-- start of Task material --
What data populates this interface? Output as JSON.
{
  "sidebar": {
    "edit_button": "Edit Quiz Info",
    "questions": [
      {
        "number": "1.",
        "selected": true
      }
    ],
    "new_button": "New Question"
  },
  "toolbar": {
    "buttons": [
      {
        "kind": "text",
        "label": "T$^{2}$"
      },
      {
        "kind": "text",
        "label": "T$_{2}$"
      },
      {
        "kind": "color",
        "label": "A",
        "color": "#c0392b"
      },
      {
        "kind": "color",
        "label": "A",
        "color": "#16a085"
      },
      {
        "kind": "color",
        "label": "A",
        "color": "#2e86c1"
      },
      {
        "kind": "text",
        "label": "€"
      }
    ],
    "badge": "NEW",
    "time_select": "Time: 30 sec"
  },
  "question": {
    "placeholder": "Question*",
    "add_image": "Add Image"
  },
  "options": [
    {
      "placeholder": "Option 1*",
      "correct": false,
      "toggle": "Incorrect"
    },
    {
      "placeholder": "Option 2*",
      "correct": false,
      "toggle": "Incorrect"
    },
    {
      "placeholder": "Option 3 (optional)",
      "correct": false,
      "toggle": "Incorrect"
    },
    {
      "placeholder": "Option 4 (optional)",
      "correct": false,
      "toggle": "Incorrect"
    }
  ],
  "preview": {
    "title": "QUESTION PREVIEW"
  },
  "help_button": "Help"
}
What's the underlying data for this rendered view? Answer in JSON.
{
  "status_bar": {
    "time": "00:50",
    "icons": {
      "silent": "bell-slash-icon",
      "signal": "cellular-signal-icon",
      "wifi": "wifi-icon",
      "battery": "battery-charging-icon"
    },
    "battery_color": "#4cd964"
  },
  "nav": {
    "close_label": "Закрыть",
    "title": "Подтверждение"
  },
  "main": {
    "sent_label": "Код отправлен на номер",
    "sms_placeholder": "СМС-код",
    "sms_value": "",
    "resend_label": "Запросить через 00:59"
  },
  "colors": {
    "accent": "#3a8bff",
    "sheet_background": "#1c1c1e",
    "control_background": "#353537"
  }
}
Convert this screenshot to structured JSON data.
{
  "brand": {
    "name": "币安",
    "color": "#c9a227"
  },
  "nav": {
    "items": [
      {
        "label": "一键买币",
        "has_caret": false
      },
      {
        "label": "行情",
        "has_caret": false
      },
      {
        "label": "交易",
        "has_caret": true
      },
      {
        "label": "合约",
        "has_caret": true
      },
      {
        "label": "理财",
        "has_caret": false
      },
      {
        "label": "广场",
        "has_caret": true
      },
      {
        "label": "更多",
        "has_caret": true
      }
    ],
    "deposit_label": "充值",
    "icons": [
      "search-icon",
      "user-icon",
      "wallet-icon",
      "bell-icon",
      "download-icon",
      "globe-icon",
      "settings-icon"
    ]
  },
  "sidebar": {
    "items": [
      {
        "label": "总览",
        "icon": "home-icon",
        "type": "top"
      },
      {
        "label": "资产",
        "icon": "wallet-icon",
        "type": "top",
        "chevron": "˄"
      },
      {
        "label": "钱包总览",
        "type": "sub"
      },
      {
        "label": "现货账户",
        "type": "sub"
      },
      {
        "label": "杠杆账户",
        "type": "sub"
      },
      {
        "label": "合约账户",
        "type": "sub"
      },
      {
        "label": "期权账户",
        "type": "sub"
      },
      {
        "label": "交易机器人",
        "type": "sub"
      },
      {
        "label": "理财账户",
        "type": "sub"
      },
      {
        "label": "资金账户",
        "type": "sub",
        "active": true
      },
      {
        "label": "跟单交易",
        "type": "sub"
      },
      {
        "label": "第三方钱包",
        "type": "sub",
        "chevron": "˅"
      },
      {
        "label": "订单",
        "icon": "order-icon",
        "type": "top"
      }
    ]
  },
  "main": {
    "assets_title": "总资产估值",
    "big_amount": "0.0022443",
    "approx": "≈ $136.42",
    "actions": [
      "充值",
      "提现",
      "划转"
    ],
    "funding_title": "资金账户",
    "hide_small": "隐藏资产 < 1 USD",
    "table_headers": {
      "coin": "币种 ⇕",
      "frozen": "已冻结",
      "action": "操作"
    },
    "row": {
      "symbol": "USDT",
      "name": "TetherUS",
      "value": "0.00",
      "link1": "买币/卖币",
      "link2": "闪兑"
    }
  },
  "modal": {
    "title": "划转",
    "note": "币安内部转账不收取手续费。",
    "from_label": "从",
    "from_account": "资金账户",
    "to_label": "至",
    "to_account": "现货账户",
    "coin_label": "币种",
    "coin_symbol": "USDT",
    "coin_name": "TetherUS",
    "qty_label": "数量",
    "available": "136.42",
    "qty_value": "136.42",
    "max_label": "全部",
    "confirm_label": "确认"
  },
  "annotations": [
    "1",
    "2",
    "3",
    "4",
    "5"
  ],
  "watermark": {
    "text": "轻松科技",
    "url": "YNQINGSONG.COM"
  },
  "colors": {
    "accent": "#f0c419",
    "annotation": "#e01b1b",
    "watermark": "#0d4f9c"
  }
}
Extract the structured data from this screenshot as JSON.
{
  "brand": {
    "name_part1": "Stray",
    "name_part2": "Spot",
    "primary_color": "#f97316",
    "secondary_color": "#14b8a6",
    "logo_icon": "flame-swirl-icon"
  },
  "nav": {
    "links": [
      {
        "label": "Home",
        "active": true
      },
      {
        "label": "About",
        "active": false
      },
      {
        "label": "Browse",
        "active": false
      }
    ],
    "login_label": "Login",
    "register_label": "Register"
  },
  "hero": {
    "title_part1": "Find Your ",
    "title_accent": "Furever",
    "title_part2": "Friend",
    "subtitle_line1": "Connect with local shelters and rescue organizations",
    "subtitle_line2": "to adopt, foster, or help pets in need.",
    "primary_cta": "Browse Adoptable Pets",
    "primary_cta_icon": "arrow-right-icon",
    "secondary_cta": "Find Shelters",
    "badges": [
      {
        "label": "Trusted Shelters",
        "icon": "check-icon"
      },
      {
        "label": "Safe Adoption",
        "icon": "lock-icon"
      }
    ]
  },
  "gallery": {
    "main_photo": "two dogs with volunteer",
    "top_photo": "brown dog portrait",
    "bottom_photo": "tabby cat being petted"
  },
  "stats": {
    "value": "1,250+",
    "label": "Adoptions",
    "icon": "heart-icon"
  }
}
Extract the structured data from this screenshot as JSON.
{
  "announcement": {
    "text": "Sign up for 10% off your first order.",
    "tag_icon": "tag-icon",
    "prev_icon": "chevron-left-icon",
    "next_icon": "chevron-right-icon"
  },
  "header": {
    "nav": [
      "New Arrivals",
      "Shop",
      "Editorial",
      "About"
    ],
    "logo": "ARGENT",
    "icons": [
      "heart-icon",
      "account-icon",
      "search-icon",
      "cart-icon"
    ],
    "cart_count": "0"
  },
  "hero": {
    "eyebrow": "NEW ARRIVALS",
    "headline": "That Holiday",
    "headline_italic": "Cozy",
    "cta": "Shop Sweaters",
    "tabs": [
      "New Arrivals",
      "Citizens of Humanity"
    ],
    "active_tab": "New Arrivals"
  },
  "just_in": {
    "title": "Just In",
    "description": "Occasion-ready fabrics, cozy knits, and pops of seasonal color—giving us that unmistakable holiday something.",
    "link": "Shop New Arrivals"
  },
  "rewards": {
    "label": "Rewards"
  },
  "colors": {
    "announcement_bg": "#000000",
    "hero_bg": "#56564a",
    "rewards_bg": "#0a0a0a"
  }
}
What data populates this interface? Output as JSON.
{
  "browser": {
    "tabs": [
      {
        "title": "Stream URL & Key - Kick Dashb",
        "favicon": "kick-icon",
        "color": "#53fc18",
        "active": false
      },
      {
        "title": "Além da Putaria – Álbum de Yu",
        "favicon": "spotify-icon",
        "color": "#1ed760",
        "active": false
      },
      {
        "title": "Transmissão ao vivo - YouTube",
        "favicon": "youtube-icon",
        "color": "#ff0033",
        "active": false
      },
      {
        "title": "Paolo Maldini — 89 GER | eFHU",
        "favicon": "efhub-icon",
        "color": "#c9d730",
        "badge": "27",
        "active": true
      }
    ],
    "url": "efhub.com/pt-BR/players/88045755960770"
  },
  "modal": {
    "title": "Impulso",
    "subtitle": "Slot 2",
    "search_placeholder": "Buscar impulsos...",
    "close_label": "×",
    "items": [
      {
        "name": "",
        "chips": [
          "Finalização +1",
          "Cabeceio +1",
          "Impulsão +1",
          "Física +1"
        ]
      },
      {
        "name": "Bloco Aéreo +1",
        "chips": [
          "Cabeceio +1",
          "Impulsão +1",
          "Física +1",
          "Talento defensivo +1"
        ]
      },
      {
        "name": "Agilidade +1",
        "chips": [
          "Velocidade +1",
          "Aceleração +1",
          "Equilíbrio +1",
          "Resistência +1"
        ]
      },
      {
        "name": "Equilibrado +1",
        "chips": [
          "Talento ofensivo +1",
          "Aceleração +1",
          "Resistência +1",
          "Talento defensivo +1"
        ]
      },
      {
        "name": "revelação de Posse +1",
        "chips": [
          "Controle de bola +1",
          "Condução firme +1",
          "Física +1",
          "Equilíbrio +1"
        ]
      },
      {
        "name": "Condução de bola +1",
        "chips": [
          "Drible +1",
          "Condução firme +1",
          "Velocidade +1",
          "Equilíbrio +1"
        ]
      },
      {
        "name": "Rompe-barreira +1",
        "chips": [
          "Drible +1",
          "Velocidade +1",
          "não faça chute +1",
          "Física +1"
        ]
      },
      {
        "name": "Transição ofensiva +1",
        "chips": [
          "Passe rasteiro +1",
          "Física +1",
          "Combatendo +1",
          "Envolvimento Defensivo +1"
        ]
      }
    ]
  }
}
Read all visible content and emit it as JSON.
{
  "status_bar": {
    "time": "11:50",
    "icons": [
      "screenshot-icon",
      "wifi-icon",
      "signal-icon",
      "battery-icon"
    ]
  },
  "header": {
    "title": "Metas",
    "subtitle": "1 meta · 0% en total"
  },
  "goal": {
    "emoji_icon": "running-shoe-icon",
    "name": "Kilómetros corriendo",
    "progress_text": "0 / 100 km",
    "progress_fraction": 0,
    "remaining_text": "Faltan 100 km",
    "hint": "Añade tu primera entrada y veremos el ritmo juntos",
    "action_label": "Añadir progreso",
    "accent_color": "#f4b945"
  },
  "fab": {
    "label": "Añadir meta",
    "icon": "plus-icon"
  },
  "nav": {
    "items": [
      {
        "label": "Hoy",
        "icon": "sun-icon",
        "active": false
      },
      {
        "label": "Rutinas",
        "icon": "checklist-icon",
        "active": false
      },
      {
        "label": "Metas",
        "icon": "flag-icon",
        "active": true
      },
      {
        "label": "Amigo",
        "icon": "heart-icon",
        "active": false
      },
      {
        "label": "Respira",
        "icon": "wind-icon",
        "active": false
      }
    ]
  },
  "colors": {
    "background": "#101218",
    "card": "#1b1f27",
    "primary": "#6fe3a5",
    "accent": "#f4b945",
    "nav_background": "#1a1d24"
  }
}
-- end of Task material --
## Exercise objective
Examine the records and pull out every line where the string "资金账户" occurs.

## Exercise result
        "label": "资金账户",
    "funding_title": "资金账户",
    "from_account": "资金账户",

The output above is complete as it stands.